> _Fragment_
+ + + + + + +

Zaledwie dwudziestoletni zawodnik, a już jest w Ekstraklasie Mężczyzn. Adam Pacześny tak zaczynał swoją przygodę ze szczypiorniakiem - Moja historia z piłką ręczną zaczęła się dość śmiesznie. W trzeciej klasie szkoły podstawowej, była ze mnie "niezła" kuleczka (śmiech), moja mama chciała, abym poszedł do klasy sportowej, więc tam się zapisałem. Trafiłem na zajęcia z wychowania fizycznego do Pana Wojciecha Hanyża, który zachęcił mnie do piłki ręcznej. Bardzo mi się to spodobało, zacząłem jeździć na różne turnieje, gdzie wspinałem się co raz wyżej. Moim pierwszym klubem był KPR Wolsztyniak Wolsztyn, gdzie mając sukcesy na Mistrzostwach Polski szlifowałem swoje umiejętności, zdobywając wyróżnienia jako najlepszy obrotowy. Po tych sukcesach zastanawiałem się nad Szkołą Mistrzostwa Sportowego w Gdańsku. Koledzy namawiali mnie na ten "ruch", mówili, że szybciej się wybiję z SMS-u. Pojechałem na testy, dostałem się i po trzech latach gry w zespole SMS, trafiłem do MMTS Kwidzyn.

+ + + + + + +

> _Materiał źródłowy_
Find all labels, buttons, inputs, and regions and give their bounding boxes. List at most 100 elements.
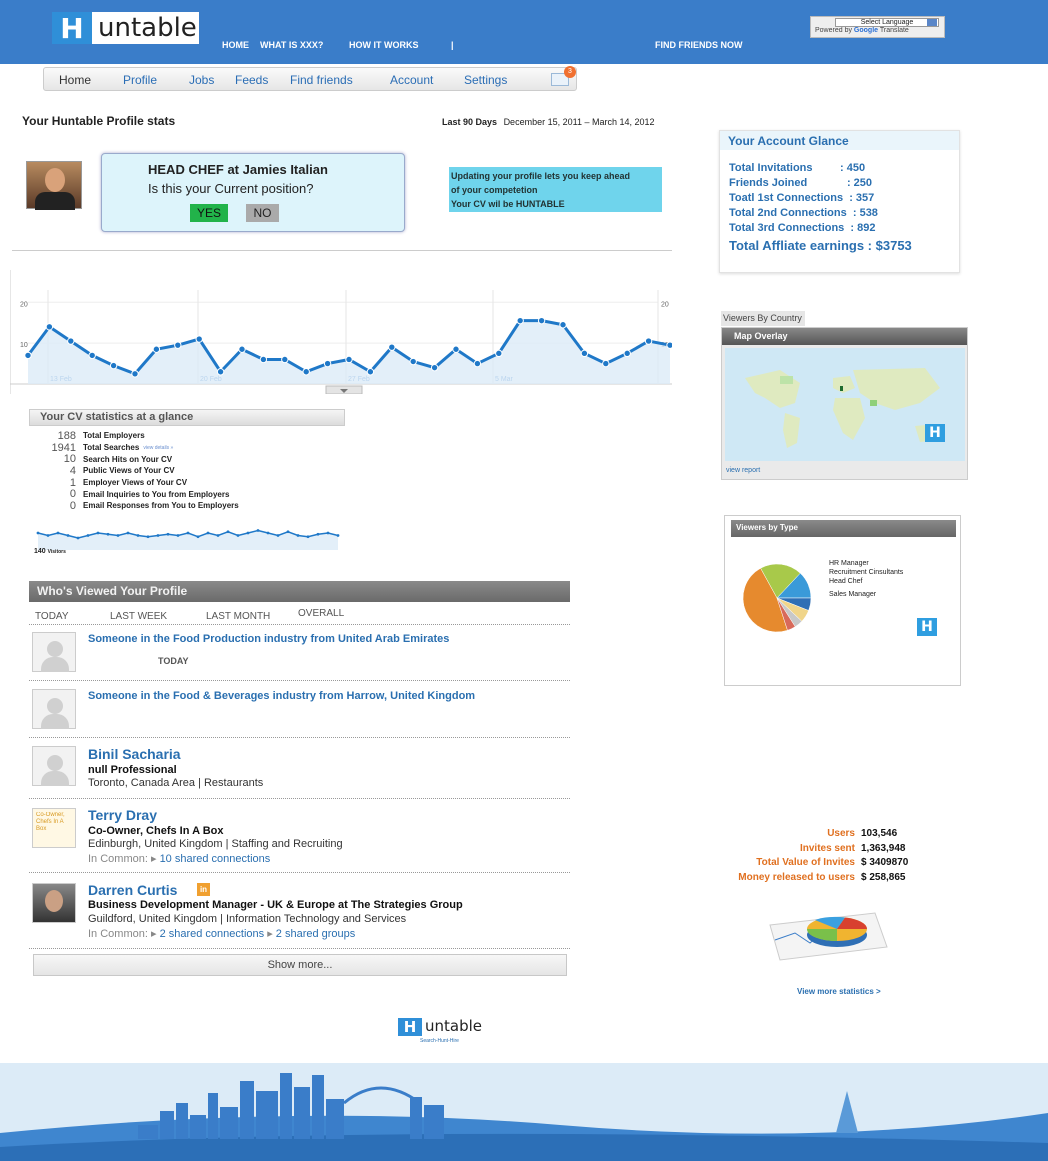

+ + + + + + +

> _Zadanie 1_
Wymień w kolejności z tekstu wszystkie kluby i zespoły, w których grał Adam Pacześny według fragmentu o nim.
> _Zadanie 2_
Kontynuuj tekst o Adamie Pacześnym, zaczynając od zdania następującego po ostatnim.

> _Rozwiązanie 1_
1. KPR Wolsztyniak Wolsztyn
2. zespół SMS (Szkoła Mistrzostwa Sportowego w Gdańsku)
3. MMTS Kwidzyn

> _Rozwiązanie 2_
Można się domyślać, iż nie było łatwo wpiąć się w szeregi klubu z Kwidzyn. - Tak, na początku przyznam, że ciężko było się za klimatyzować, po 3 latach mieszkania w Gdańsku nagle przeprowadzka do Kwidzyna. Było ciężko, jednak teraz jest już co raz lepiej. W drużynie bardzo dobrze się czuję, jestem traktowany na równi ze wszystkimi, również nie wypada pominąć trenera, który dużo pomaga, podpowiada co zrobić, abym grał jeszcze lepiej. Teraz nie zostaje mi nic innego, jak walczyć o miejsce w wyjściowej siódemce. Jest z kim konkurować i to jest fajne. Myślę, że Michał Peret i Tomek Witaszak czują presje na sobie, że być może za jakiś czas z czystym sumieniem będę ich zmieniać. Z powodu licznych kontuzji Adam Pacześny ma ułatwione zadanie w dostaniu się do składu MMTS.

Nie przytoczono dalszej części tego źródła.